◆ EXERCISE PROMPT
Please rewrite the listing below with every "stat-row" changed to "stat-line" and everything else left as is, omitting the pictures.

++++ INPUT DATA

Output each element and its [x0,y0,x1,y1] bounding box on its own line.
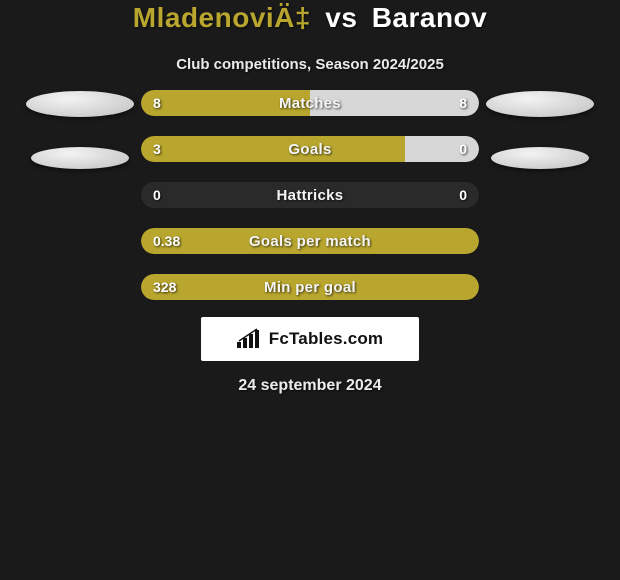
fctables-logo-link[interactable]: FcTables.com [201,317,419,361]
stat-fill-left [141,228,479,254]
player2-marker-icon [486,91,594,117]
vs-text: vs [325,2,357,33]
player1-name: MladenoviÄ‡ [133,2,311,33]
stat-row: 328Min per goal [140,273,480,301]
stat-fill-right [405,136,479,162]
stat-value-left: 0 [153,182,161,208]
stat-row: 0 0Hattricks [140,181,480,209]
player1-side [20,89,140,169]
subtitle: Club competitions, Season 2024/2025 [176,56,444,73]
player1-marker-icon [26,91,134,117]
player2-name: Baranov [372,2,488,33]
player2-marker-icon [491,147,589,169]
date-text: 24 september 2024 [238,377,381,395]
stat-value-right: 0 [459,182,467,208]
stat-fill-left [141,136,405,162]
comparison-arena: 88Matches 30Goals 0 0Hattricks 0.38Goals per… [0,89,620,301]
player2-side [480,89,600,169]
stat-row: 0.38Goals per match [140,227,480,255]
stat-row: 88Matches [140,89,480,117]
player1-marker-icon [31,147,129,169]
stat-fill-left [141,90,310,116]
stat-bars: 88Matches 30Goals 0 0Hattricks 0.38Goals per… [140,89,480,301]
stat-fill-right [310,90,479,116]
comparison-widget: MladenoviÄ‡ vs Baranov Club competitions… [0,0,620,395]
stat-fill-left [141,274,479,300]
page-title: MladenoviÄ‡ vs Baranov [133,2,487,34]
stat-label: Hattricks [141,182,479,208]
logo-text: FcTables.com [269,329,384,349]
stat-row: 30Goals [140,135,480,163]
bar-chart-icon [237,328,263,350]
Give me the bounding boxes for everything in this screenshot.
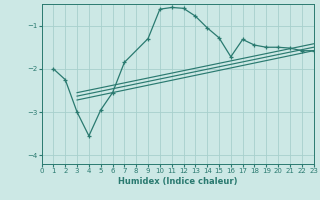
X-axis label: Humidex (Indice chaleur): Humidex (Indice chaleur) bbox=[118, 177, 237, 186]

++++++++

◆ TASK RESPONSE
Output each element and its [x0,y0,x1,y1] bounding box on its own line.
fctables-logo-link[interactable]: FcTables.com [201,317,419,361]
stat-fill-left [141,228,479,254]
player2-marker-icon [486,91,594,117]
vs-text: vs [325,2,357,33]
player1-name: MladenoviÄ‡ [133,2,311,33]
stat-line: 328Min per goal [140,273,480,301]
stat-fill-right [405,136,479,162]
stat-value-left: 0 [153,182,161,208]
stat-line: 0 0Hattricks [140,181,480,209]
player1-side [20,89,140,169]
subtitle: Club competitions, Season 2024/2025 [176,56,444,73]
player1-marker-icon [26,91,134,117]
player2-name: Baranov [372,2,488,33]
player2-marker-icon [491,147,589,169]
date-text: 24 september 2024 [238,377,381,395]
stat-value-right: 0 [459,182,467,208]
stat-fill-left [141,136,405,162]
comparison-arena: 88Matches 30Goals 0 0Hattricks 0.38Goals per… [0,89,620,301]
player2-side [480,89,600,169]
stat-line: 0.38Goals per match [140,227,480,255]
stat-line: 88Matches [140,89,480,117]
player1-marker-icon [31,147,129,169]
stat-fill-left [141,90,310,116]
stat-bars: 88Matches 30Goals 0 0Hattricks 0.38Goals per… [140,89,480,301]
stat-fill-right [310,90,479,116]
comparison-widget: MladenoviÄ‡ vs Baranov Club competitions… [0,0,620,395]
stat-fill-left [141,274,479,300]
page-title: MladenoviÄ‡ vs Baranov [133,2,487,34]
stat-label: Hattricks [141,182,479,208]
logo-text: FcTables.com [269,329,384,349]
stat-line: 30Goals [140,135,480,163]
bar-chart-icon [237,328,263,350]
Give me the bounding boxes for everything in this screenshot.
X-axis label: Humidex (Indice chaleur): Humidex (Indice chaleur) bbox=[118, 177, 237, 186]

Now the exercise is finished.